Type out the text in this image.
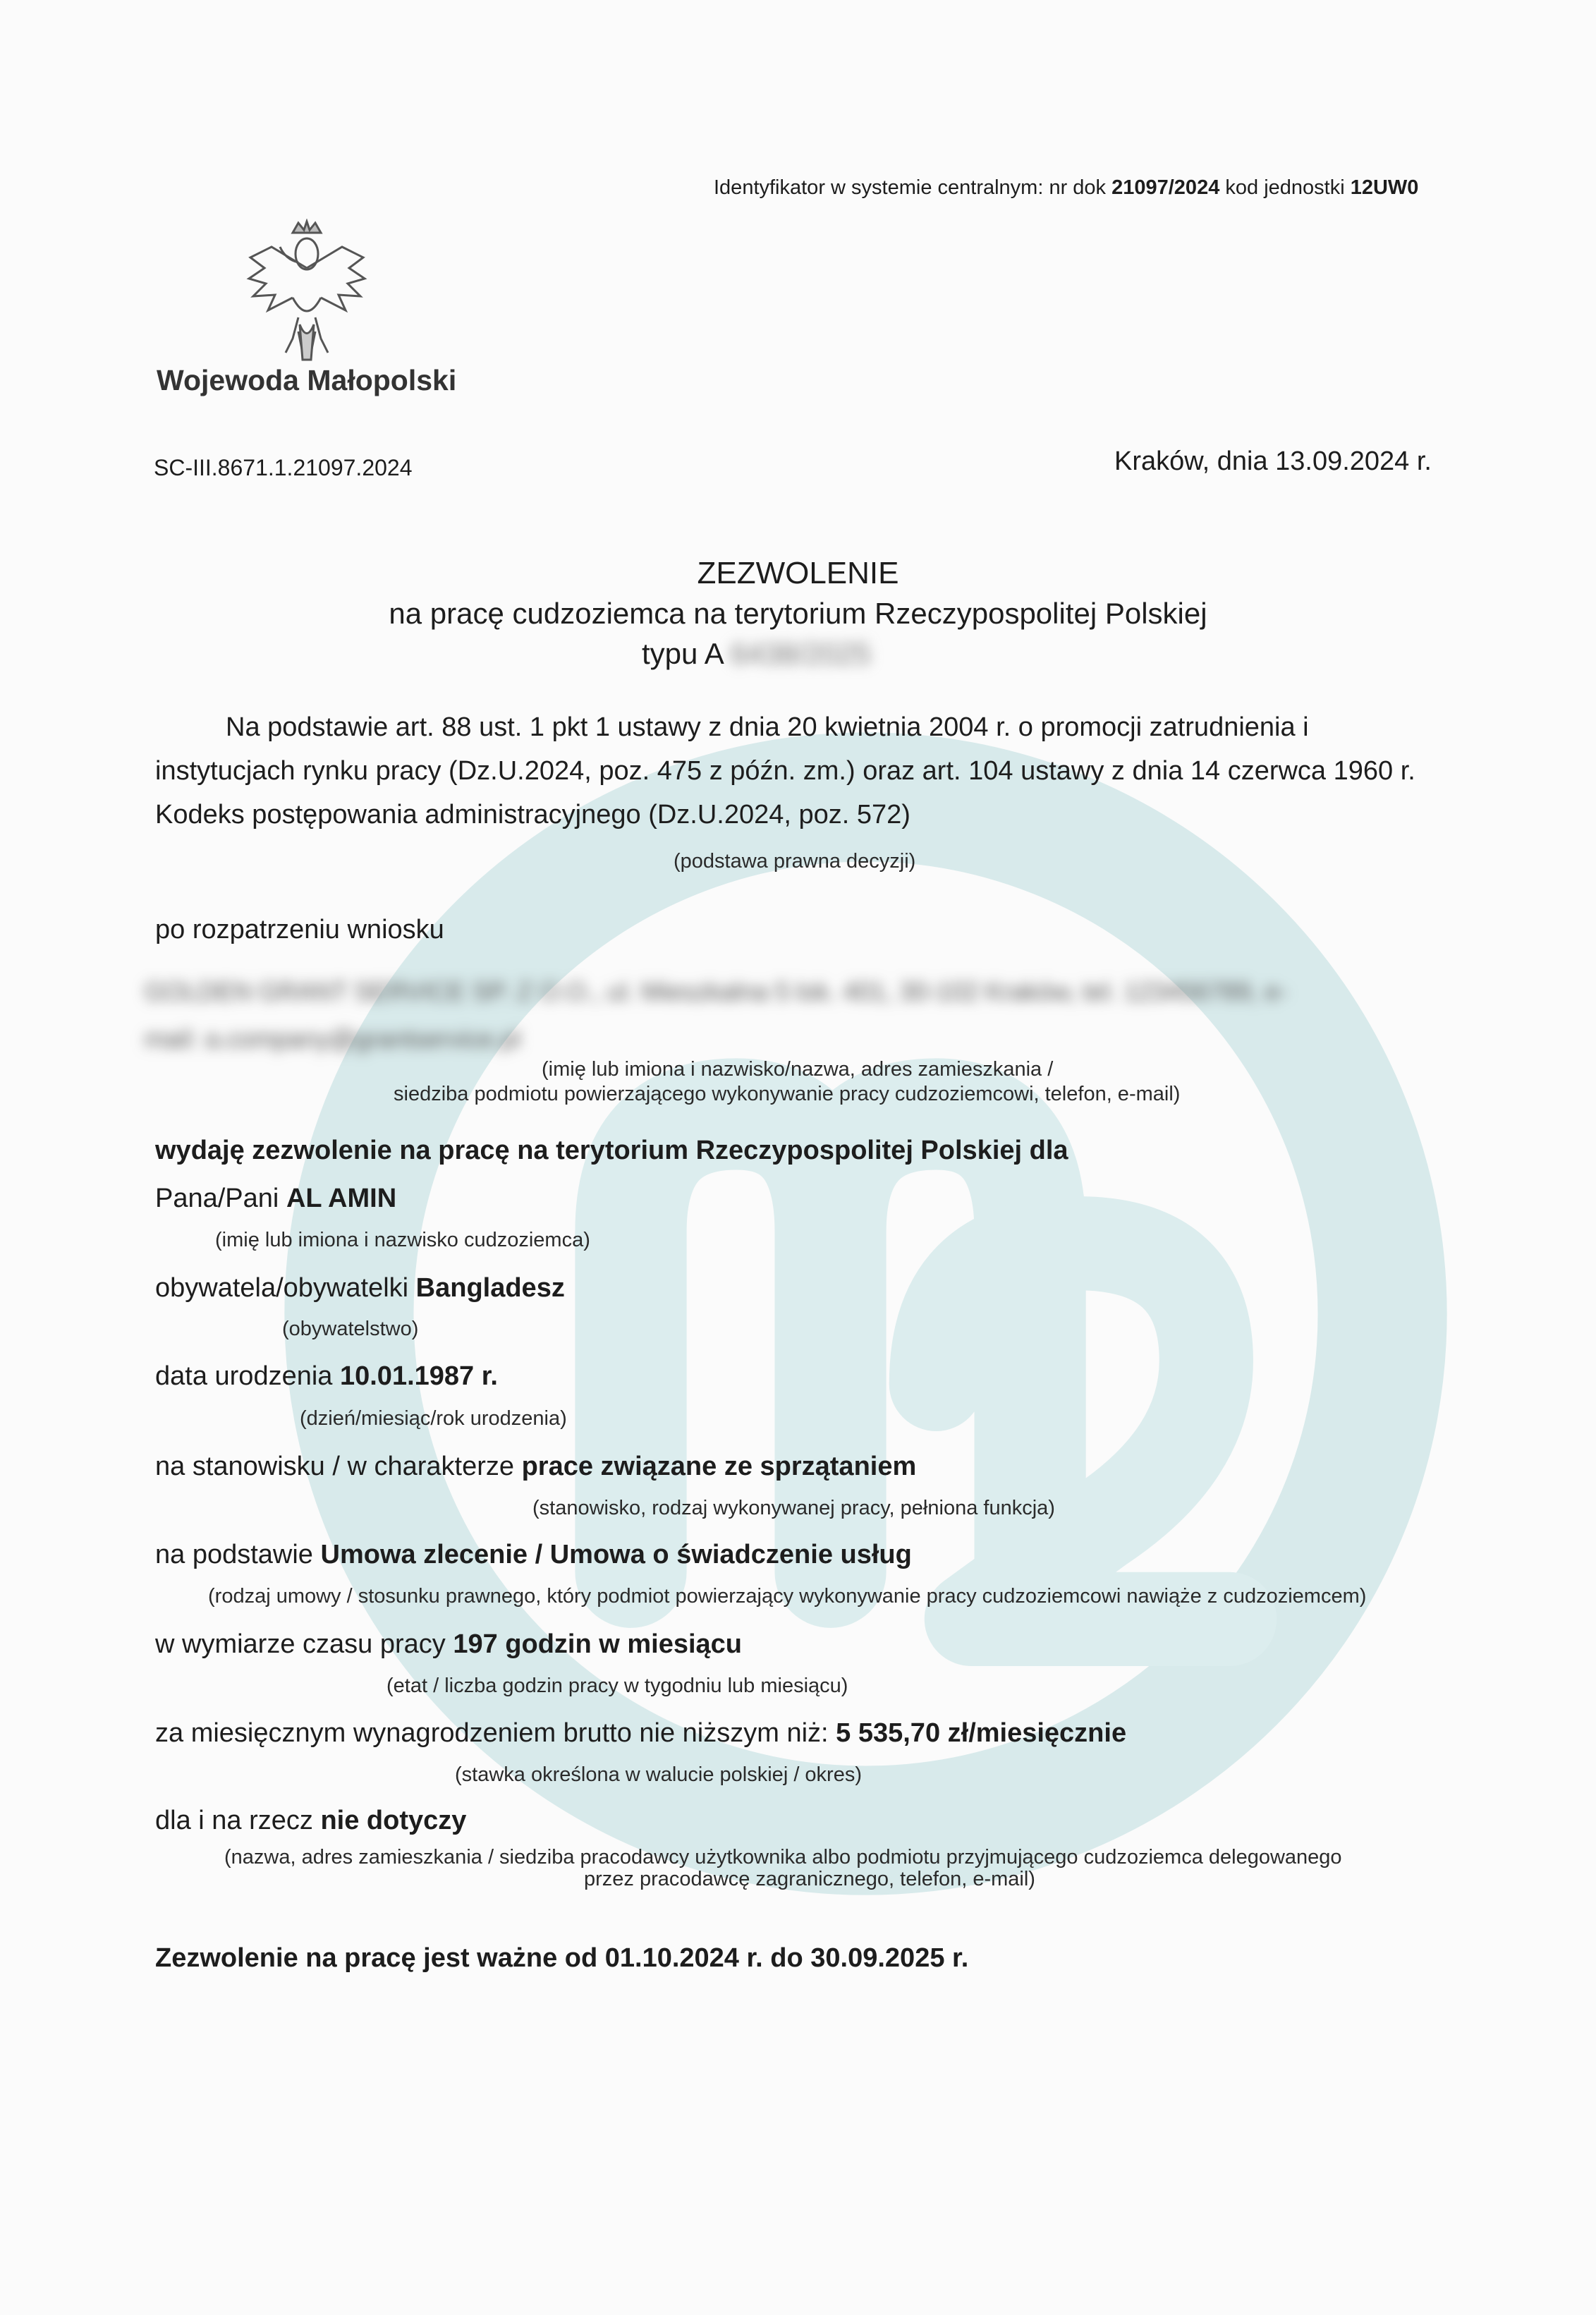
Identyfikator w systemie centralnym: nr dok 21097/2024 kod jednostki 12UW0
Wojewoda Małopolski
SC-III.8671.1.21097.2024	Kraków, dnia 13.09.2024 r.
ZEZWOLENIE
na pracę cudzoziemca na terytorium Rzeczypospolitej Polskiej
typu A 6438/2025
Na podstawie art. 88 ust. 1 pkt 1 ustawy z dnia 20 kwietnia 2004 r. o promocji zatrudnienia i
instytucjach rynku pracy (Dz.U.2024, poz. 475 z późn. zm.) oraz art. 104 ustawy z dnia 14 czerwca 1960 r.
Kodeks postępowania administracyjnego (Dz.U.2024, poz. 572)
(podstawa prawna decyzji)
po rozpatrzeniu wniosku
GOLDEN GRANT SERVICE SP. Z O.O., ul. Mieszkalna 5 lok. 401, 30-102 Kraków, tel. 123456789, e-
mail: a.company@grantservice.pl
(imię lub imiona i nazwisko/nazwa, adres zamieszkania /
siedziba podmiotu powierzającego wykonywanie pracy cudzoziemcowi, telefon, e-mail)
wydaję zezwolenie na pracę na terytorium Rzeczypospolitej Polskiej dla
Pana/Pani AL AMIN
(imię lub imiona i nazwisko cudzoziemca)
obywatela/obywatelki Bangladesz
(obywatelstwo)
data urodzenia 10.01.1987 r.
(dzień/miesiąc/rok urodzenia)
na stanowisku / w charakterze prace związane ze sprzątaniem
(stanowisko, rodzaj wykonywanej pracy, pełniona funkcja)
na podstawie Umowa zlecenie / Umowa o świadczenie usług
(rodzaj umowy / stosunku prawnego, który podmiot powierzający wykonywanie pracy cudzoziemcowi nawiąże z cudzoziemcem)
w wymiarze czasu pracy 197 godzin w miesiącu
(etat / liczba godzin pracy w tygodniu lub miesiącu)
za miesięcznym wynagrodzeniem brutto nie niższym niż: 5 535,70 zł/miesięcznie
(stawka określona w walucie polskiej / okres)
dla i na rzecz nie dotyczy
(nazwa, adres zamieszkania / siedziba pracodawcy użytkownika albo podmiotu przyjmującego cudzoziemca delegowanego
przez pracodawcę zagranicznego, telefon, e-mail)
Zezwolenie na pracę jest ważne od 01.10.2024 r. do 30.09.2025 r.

_Task instructions_
Repeat the entries exactly. Pictures are excluded from the copy.

_Completed task_
Type out the text in this image.
Identyfikator w systemie centralnym: nr dok 21097/2024 kod jednostki 12UW0
Wojewoda Małopolski
SC-III.8671.1.21097.2024	Kraków, dnia 13.09.2024 r.
ZEZWOLENIE
na pracę cudzoziemca na terytorium Rzeczypospolitej Polskiej
typu A 6438/2025
Na podstawie art. 88 ust. 1 pkt 1 ustawy z dnia 20 kwietnia 2004 r. o promocji zatrudnienia i
instytucjach rynku pracy (Dz.U.2024, poz. 475 z późn. zm.) oraz art. 104 ustawy z dnia 14 czerwca 1960 r.
Kodeks postępowania administracyjnego (Dz.U.2024, poz. 572)
(podstawa prawna decyzji)
po rozpatrzeniu wniosku
GOLDEN GRANT SERVICE SP. Z O.O., ul. Mieszkalna 5 lok. 401, 30-102 Kraków, tel. 123456789, e-
mail: a.company@grantservice.pl
(imię lub imiona i nazwisko/nazwa, adres zamieszkania /
siedziba podmiotu powierzającego wykonywanie pracy cudzoziemcowi, telefon, e-mail)
wydaję zezwolenie na pracę na terytorium Rzeczypospolitej Polskiej dla
Pana/Pani AL AMIN
(imię lub imiona i nazwisko cudzoziemca)
obywatela/obywatelki Bangladesz
(obywatelstwo)
data urodzenia 10.01.1987 r.
(dzień/miesiąc/rok urodzenia)
na stanowisku / w charakterze prace związane ze sprzątaniem
(stanowisko, rodzaj wykonywanej pracy, pełniona funkcja)
na podstawie Umowa zlecenie / Umowa o świadczenie usług
(rodzaj umowy / stosunku prawnego, który podmiot powierzający wykonywanie pracy cudzoziemcowi nawiąże z cudzoziemcem)
w wymiarze czasu pracy 197 godzin w miesiącu
(etat / liczba godzin pracy w tygodniu lub miesiącu)
za miesięcznym wynagrodzeniem brutto nie niższym niż: 5 535,70 zł/miesięcznie
(stawka określona w walucie polskiej / okres)
dla i na rzecz nie dotyczy
(nazwa, adres zamieszkania / siedziba pracodawcy użytkownika albo podmiotu przyjmującego cudzoziemca delegowanego
przez pracodawcę zagranicznego, telefon, e-mail)
Zezwolenie na pracę jest ważne od 01.10.2024 r. do 30.09.2025 r.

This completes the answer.